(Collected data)
---

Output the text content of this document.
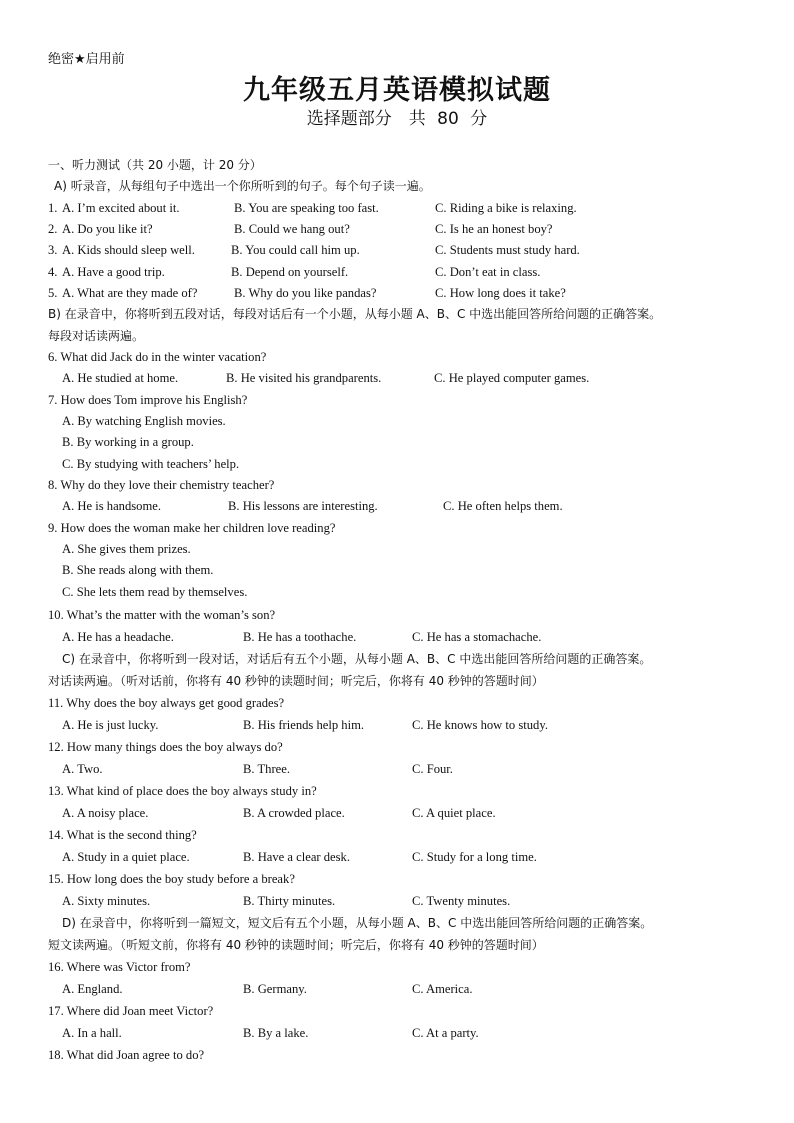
绝密★启用前
九年级五月英语模拟试题
选择题部分　共 80 分
一、听力测试（共 20 小题，计 20 分）
A) 听录音，从每组句子中选出一个你所听到的句子。每个句子读一遍。
1. A. I’m excited about it.	B. You are speaking too fast.	C. Riding a bike is relaxing.
2. A. Do you like it?	B. Could we hang out?	C. Is he an honest boy?
3. A. Kids should sleep well.	B. You could call him up.	C. Students must study hard.
4. A. Have a good trip.	B. Depend on yourself.	C. Don’t eat in class.
5. A. What are they made of?	B. Why do you like pandas?	C. How long does it take?
B) 在录音中，你将听到五段对话，每段对话后有一个小题，从每小题 A、B、C 中选出能回答所给问题的正确答案。
每段对话读两遍。
6. What did Jack do in the winter vacation?
A. He studied at home.	B. He visited his grandparents.	C. He played computer games.
7. How does Tom improve his English?
A. By watching English movies.
B. By working in a group.
C. By studying with teachers’ help.
8. Why do they love their chemistry teacher?
A. He is handsome.	B. His lessons are interesting.	C. He often helps them.
9. How does the woman make her children love reading?
A. She gives them prizes.
B. She reads along with them.
C. She lets them read by themselves.
10. What’s the matter with the woman’s son?
A. He has a headache.	B. He has a toothache.	C. He has a stomachache.
C) 在录音中，你将听到一段对话，对话后有五个小题，从每小题 A、B、C 中选出能回答所给问题的正确答案。
对话读两遍。（听对话前，你将有 40 秒钟的读题时间；听完后，你将有 40 秒钟的答题时间）
11. Why does the boy always get good grades?
A. He is just lucky.	B. His friends help him.	C. He knows how to study.
12. How many things does the boy always do?
A. Two.	B. Three.	C. Four.
13. What kind of place does the boy always study in?
A. A noisy place.	B. A crowded place.	C. A quiet place.
14. What is the second thing?
A. Study in a quiet place.	B. Have a clear desk.	C. Study for a long time.
15. How long does the boy study before a break?
A. Sixty minutes.	B. Thirty minutes.	C. Twenty minutes.
D) 在录音中，你将听到一篇短文，短文后有五个小题，从每小题 A、B、C 中选出能回答所给问题的正确答案。
短文读两遍。（听短文前，你将有 40 秒钟的读题时间；听完后，你将有 40 秒钟的答题时间）
16. Where was Victor from?
A. England.	B. Germany.	C. America.
17. Where did Joan meet Victor?
A. In a hall.	B. By a lake.	C. At a party.
18. What did Joan agree to do?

---

— The exercise —
The records above need to be given again exactly. Omit the pictures.

— Solution for this exercise —
Output the text content of this document.
绝密★启用前
九年级五月英语模拟试题
选择题部分　共 80 分
一、听力测试（共 20 小题，计 20 分）
A) 听录音，从每组句子中选出一个你所听到的句子。每个句子读一遍。
1. A. I’m excited about it.	B. You are speaking too fast.	C. Riding a bike is relaxing.
2. A. Do you like it?	B. Could we hang out?	C. Is he an honest boy?
3. A. Kids should sleep well.	B. You could call him up.	C. Students must study hard.
4. A. Have a good trip.	B. Depend on yourself.	C. Don’t eat in class.
5. A. What are they made of?	B. Why do you like pandas?	C. How long does it take?
B) 在录音中，你将听到五段对话，每段对话后有一个小题，从每小题 A、B、C 中选出能回答所给问题的正确答案。
每段对话读两遍。
6. What did Jack do in the winter vacation?
A. He studied at home.	B. He visited his grandparents.	C. He played computer games.
7. How does Tom improve his English?
A. By watching English movies.
B. By working in a group.
C. By studying with teachers’ help.
8. Why do they love their chemistry teacher?
A. He is handsome.	B. His lessons are interesting.	C. He often helps them.
9. How does the woman make her children love reading?
A. She gives them prizes.
B. She reads along with them.
C. She lets them read by themselves.
10. What’s the matter with the woman’s son?
A. He has a headache.	B. He has a toothache.	C. He has a stomachache.
C) 在录音中，你将听到一段对话，对话后有五个小题，从每小题 A、B、C 中选出能回答所给问题的正确答案。
对话读两遍。（听对话前，你将有 40 秒钟的读题时间；听完后，你将有 40 秒钟的答题时间）
11. Why does the boy always get good grades?
A. He is just lucky.	B. His friends help him.	C. He knows how to study.
12. How many things does the boy always do?
A. Two.	B. Three.	C. Four.
13. What kind of place does the boy always study in?
A. A noisy place.	B. A crowded place.	C. A quiet place.
14. What is the second thing?
A. Study in a quiet place.	B. Have a clear desk.	C. Study for a long time.
15. How long does the boy study before a break?
A. Sixty minutes.	B. Thirty minutes.	C. Twenty minutes.
D) 在录音中，你将听到一篇短文，短文后有五个小题，从每小题 A、B、C 中选出能回答所给问题的正确答案。
短文读两遍。（听短文前，你将有 40 秒钟的读题时间；听完后，你将有 40 秒钟的答题时间）
16. Where was Victor from?
A. England.	B. Germany.	C. America.
17. Where did Joan meet Victor?
A. In a hall.	B. By a lake.	C. At a party.
18. What did Joan agree to do?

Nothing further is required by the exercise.